Directions for this task
Without the images, write out the whole listing exactly.

Structured figure records:
[BEGIN]

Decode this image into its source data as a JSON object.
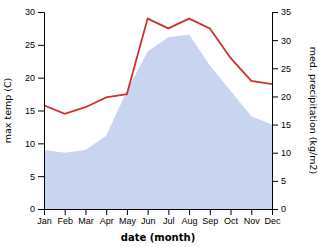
{
  "chart_data": {
    "type": "line",
    "categories": [
      "Jan",
      "Feb",
      "Mar",
      "Apr",
      "May",
      "Jun",
      "Jul",
      "Aug",
      "Sep",
      "Oct",
      "Nov",
      "Dec"
    ],
    "series": [
      {
        "name": "med. precipitation (kg/m2)",
        "type": "area",
        "axis": "y2",
        "color": "#c8d4f0",
        "values": [
          10.5,
          10.0,
          10.5,
          13.0,
          21.0,
          28.0,
          30.5,
          31.0,
          25.5,
          21.0,
          16.5,
          15.0
        ]
      },
      {
        "name": "max temp (C)",
        "type": "line",
        "color": "#cc3333",
        "values": [
          15.8,
          14.5,
          15.5,
          17.0,
          17.5,
          29.0,
          27.5,
          29.0,
          27.5,
          23.0,
          19.5,
          19.0
        ]
      }
    ],
    "x_label": "date (month)",
    "y_label": "max temp (C)",
    "y2_label": "med. precipitation (kg/m2)",
    "ylim": [
      0,
      30
    ],
    "yticks": [
      0,
      5,
      10,
      15,
      20,
      25,
      30
    ],
    "y2lim": [
      0,
      35
    ],
    "y2ticks": [
      0,
      5,
      10,
      15,
      20,
      25,
      30,
      35
    ],
    "grid": false
  }
}
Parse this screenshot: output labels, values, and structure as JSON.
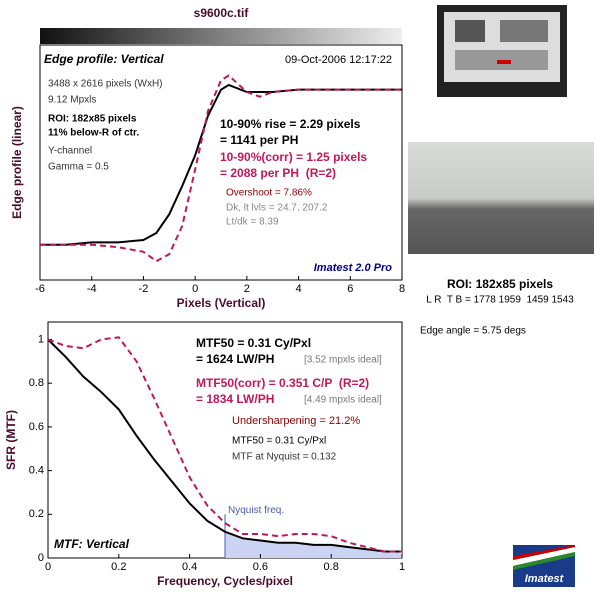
{
  "header": {
    "title": "s9600c.tif"
  },
  "side": {
    "roi": "ROI: 182x85 pixels",
    "coords": "L R  T B = 1778 1959  1459 1543",
    "edge_angle": "Edge angle = 5.75 degs",
    "logo": "Imatest"
  },
  "chart_data": [
    {
      "type": "line",
      "xlabel": "Pixels (Vertical)",
      "ylabel": "Edge profile (linear)",
      "xlim": [
        -6,
        8
      ],
      "xticks": [
        -6,
        -4,
        -2,
        0,
        2,
        4,
        6,
        8
      ],
      "ylim": [
        0,
        1
      ],
      "x": [
        -6,
        -5,
        -4,
        -3,
        -2,
        -1.5,
        -1,
        -0.5,
        0,
        0.5,
        1,
        1.3,
        2,
        2.5,
        3,
        4,
        5,
        6,
        7,
        8
      ],
      "series": [
        {
          "color": "#000000",
          "dash": false,
          "values": [
            0.15,
            0.15,
            0.16,
            0.16,
            0.17,
            0.2,
            0.28,
            0.4,
            0.53,
            0.7,
            0.81,
            0.83,
            0.8,
            0.8,
            0.8,
            0.81,
            0.81,
            0.81,
            0.81,
            0.81
          ]
        },
        {
          "color": "#c0185a",
          "dash": true,
          "values": [
            0.15,
            0.15,
            0.15,
            0.14,
            0.12,
            0.08,
            0.11,
            0.23,
            0.47,
            0.72,
            0.85,
            0.87,
            0.8,
            0.78,
            0.8,
            0.81,
            0.81,
            0.81,
            0.81,
            0.81
          ]
        }
      ],
      "annotations": [
        {
          "text": "Edge profile: Vertical",
          "color": "#000000"
        },
        {
          "text": "09-Oct-2006 12:17:22",
          "color": "#000000"
        },
        {
          "text": "3488 x 2616 pixels (WxH)",
          "color": "#333333"
        },
        {
          "text": "9.12 Mpxls",
          "color": "#333333"
        },
        {
          "text": "ROI: 182x85 pixels",
          "color": "#000000"
        },
        {
          "text": "11% below-R of ctr.",
          "color": "#000000"
        },
        {
          "text": "Y-channel",
          "color": "#333333"
        },
        {
          "text": "Gamma = 0.5",
          "color": "#333333"
        },
        {
          "text": "10-90% rise = 2.29 pixels",
          "color": "#000000"
        },
        {
          "text": "= 1141 per PH",
          "color": "#000000"
        },
        {
          "text": "10-90%(corr) = 1.25 pixels",
          "color": "#c0185a"
        },
        {
          "text": "= 2088 per PH  (R=2)",
          "color": "#c0185a"
        },
        {
          "text": "Overshoot = 7.86%",
          "color": "#8b0000"
        },
        {
          "text": "Dk, lt lvls = 24.7, 207.2",
          "color": "#888888"
        },
        {
          "text": "Lt/dk = 8.39",
          "color": "#888888"
        },
        {
          "text": "Imatest 2.0 Pro",
          "color": "#00008b"
        }
      ]
    },
    {
      "type": "line",
      "xlabel": "Frequency, Cycles/pixel",
      "ylabel": "SFR (MTF)",
      "xlim": [
        0,
        1
      ],
      "xticks": [
        0,
        0.2,
        0.4,
        0.6,
        0.8,
        1
      ],
      "ylim": [
        0,
        1.08
      ],
      "yticks": [
        0,
        0.2,
        0.4,
        0.6,
        0.8,
        1
      ],
      "nyquist": {
        "value": 0.5,
        "label": "Nyquist freq."
      },
      "x": [
        0,
        0.05,
        0.1,
        0.15,
        0.2,
        0.25,
        0.3,
        0.35,
        0.4,
        0.45,
        0.5,
        0.55,
        0.6,
        0.65,
        0.7,
        0.75,
        0.8,
        0.85,
        0.9,
        0.95,
        1
      ],
      "series": [
        {
          "color": "#000000",
          "dash": false,
          "values": [
            1,
            0.92,
            0.83,
            0.76,
            0.68,
            0.56,
            0.45,
            0.35,
            0.25,
            0.17,
            0.12,
            0.09,
            0.08,
            0.07,
            0.07,
            0.06,
            0.06,
            0.05,
            0.04,
            0.03,
            0.03
          ]
        },
        {
          "color": "#c0185a",
          "dash": true,
          "values": [
            1,
            0.97,
            0.96,
            1.0,
            1.01,
            0.9,
            0.73,
            0.55,
            0.37,
            0.24,
            0.16,
            0.11,
            0.11,
            0.1,
            0.11,
            0.11,
            0.1,
            0.07,
            0.05,
            0.03,
            0.03
          ]
        }
      ],
      "annotations": [
        {
          "text": "MTF50 = 0.31 Cy/Pxl",
          "color": "#000000"
        },
        {
          "text": "= 1624 LW/PH",
          "color": "#000000"
        },
        {
          "text": "[3.52 mpxls ideal]",
          "color": "#777777"
        },
        {
          "text": "MTF50(corr) = 0.351 C/P  (R=2)",
          "color": "#c0185a"
        },
        {
          "text": "= 1834 LW/PH",
          "color": "#c0185a"
        },
        {
          "text": "[4.49 mpxls ideal]",
          "color": "#777777"
        },
        {
          "text": "Undersharpening = 21.2%",
          "color": "#8b0000"
        },
        {
          "text": "MTF50 = 0.31 Cy/Pxl",
          "color": "#000000"
        },
        {
          "text": "MTF at Nyquist = 0.132",
          "color": "#333333"
        },
        {
          "text": "MTF: Vertical",
          "color": "#000000"
        }
      ]
    }
  ]
}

[END]

The solution
Decode this image into its source data as a JSON object.
{
  "chart_data": {
    "type": "line",
    "categories": [
      "Jan",
      "Feb",
      "Mar",
      "Apr",
      "May",
      "Jun",
      "Jul",
      "Aug",
      "Sep",
      "Oct",
      "Nov",
      "Dec"
    ],
    "series": [
      {
        "name": "med. precipitation (kg/m2)",
        "type": "area",
        "axis": "y2",
        "color": "#c8d4f0",
        "values": [
          10.5,
          10.0,
          10.5,
          13.0,
          21.0,
          28.0,
          30.5,
          31.0,
          25.5,
          21.0,
          16.5,
          15.0
        ]
      },
      {
        "name": "max temp (C)",
        "type": "line",
        "color": "#cc3333",
        "values": [
          15.8,
          14.5,
          15.5,
          17.0,
          17.5,
          29.0,
          27.5,
          29.0,
          27.5,
          23.0,
          19.5,
          19.0
        ]
      }
    ],
    "x_label": "date (month)",
    "y_label": "max temp (C)",
    "y2_label": "med. precipitation (kg/m2)",
    "ylim": [
      0,
      30
    ],
    "yticks": [
      0,
      5,
      10,
      15,
      20,
      25,
      30
    ],
    "y2lim": [
      0,
      35
    ],
    "y2ticks": [
      0,
      5,
      10,
      15,
      20,
      25,
      30,
      35
    ],
    "grid": false
  }
}
Parse this screenshot: output labels, values, and structure as JSON.
{
  "header": {
    "title": "s9600c.tif"
  },
  "side": {
    "roi": "ROI: 182x85 pixels",
    "coords": "L R  T B = 1778 1959  1459 1543",
    "edge_angle": "Edge angle = 5.75 degs",
    "logo": "Imatest"
  },
  "chart_data": [
    {
      "type": "line",
      "xlabel": "Pixels (Vertical)",
      "ylabel": "Edge profile (linear)",
      "xlim": [
        -6,
        8
      ],
      "xticks": [
        -6,
        -4,
        -2,
        0,
        2,
        4,
        6,
        8
      ],
      "ylim": [
        0,
        1
      ],
      "x": [
        -6,
        -5,
        -4,
        -3,
        -2,
        -1.5,
        -1,
        -0.5,
        0,
        0.5,
        1,
        1.3,
        2,
        2.5,
        3,
        4,
        5,
        6,
        7,
        8
      ],
      "series": [
        {
          "color": "#000000",
          "dash": false,
          "values": [
            0.15,
            0.15,
            0.16,
            0.16,
            0.17,
            0.2,
            0.28,
            0.4,
            0.53,
            0.7,
            0.81,
            0.83,
            0.8,
            0.8,
            0.8,
            0.81,
            0.81,
            0.81,
            0.81,
            0.81
          ]
        },
        {
          "color": "#c0185a",
          "dash": true,
          "values": [
            0.15,
            0.15,
            0.15,
            0.14,
            0.12,
            0.08,
            0.11,
            0.23,
            0.47,
            0.72,
            0.85,
            0.87,
            0.8,
            0.78,
            0.8,
            0.81,
            0.81,
            0.81,
            0.81,
            0.81
          ]
        }
      ],
      "annotations": [
        {
          "text": "Edge profile: Vertical",
          "color": "#000000"
        },
        {
          "text": "09-Oct-2006 12:17:22",
          "color": "#000000"
        },
        {
          "text": "3488 x 2616 pixels (WxH)",
          "color": "#333333"
        },
        {
          "text": "9.12 Mpxls",
          "color": "#333333"
        },
        {
          "text": "ROI: 182x85 pixels",
          "color": "#000000"
        },
        {
          "text": "11% below-R of ctr.",
          "color": "#000000"
        },
        {
          "text": "Y-channel",
          "color": "#333333"
        },
        {
          "text": "Gamma = 0.5",
          "color": "#333333"
        },
        {
          "text": "10-90% rise = 2.29 pixels",
          "color": "#000000"
        },
        {
          "text": "= 1141 per PH",
          "color": "#000000"
        },
        {
          "text": "10-90%(corr) = 1.25 pixels",
          "color": "#c0185a"
        },
        {
          "text": "= 2088 per PH  (R=2)",
          "color": "#c0185a"
        },
        {
          "text": "Overshoot = 7.86%",
          "color": "#8b0000"
        },
        {
          "text": "Dk, lt lvls = 24.7, 207.2",
          "color": "#888888"
        },
        {
          "text": "Lt/dk = 8.39",
          "color": "#888888"
        },
        {
          "text": "Imatest 2.0 Pro",
          "color": "#00008b"
        }
      ]
    },
    {
      "type": "line",
      "xlabel": "Frequency, Cycles/pixel",
      "ylabel": "SFR (MTF)",
      "xlim": [
        0,
        1
      ],
      "xticks": [
        0,
        0.2,
        0.4,
        0.6,
        0.8,
        1
      ],
      "ylim": [
        0,
        1.08
      ],
      "yticks": [
        0,
        0.2,
        0.4,
        0.6,
        0.8,
        1
      ],
      "nyquist": {
        "value": 0.5,
        "label": "Nyquist freq."
      },
      "x": [
        0,
        0.05,
        0.1,
        0.15,
        0.2,
        0.25,
        0.3,
        0.35,
        0.4,
        0.45,
        0.5,
        0.55,
        0.6,
        0.65,
        0.7,
        0.75,
        0.8,
        0.85,
        0.9,
        0.95,
        1
      ],
      "series": [
        {
          "color": "#000000",
          "dash": false,
          "values": [
            1,
            0.92,
            0.83,
            0.76,
            0.68,
            0.56,
            0.45,
            0.35,
            0.25,
            0.17,
            0.12,
            0.09,
            0.08,
            0.07,
            0.07,
            0.06,
            0.06,
            0.05,
            0.04,
            0.03,
            0.03
          ]
        },
        {
          "color": "#c0185a",
          "dash": true,
          "values": [
            1,
            0.97,
            0.96,
            1.0,
            1.01,
            0.9,
            0.73,
            0.55,
            0.37,
            0.24,
            0.16,
            0.11,
            0.11,
            0.1,
            0.11,
            0.11,
            0.1,
            0.07,
            0.05,
            0.03,
            0.03
          ]
        }
      ],
      "annotations": [
        {
          "text": "MTF50 = 0.31 Cy/Pxl",
          "color": "#000000"
        },
        {
          "text": "= 1624 LW/PH",
          "color": "#000000"
        },
        {
          "text": "[3.52 mpxls ideal]",
          "color": "#777777"
        },
        {
          "text": "MTF50(corr) = 0.351 C/P  (R=2)",
          "color": "#c0185a"
        },
        {
          "text": "= 1834 LW/PH",
          "color": "#c0185a"
        },
        {
          "text": "[4.49 mpxls ideal]",
          "color": "#777777"
        },
        {
          "text": "Undersharpening = 21.2%",
          "color": "#8b0000"
        },
        {
          "text": "MTF50 = 0.31 Cy/Pxl",
          "color": "#000000"
        },
        {
          "text": "MTF at Nyquist = 0.132",
          "color": "#333333"
        },
        {
          "text": "MTF: Vertical",
          "color": "#000000"
        }
      ]
    }
  ]
}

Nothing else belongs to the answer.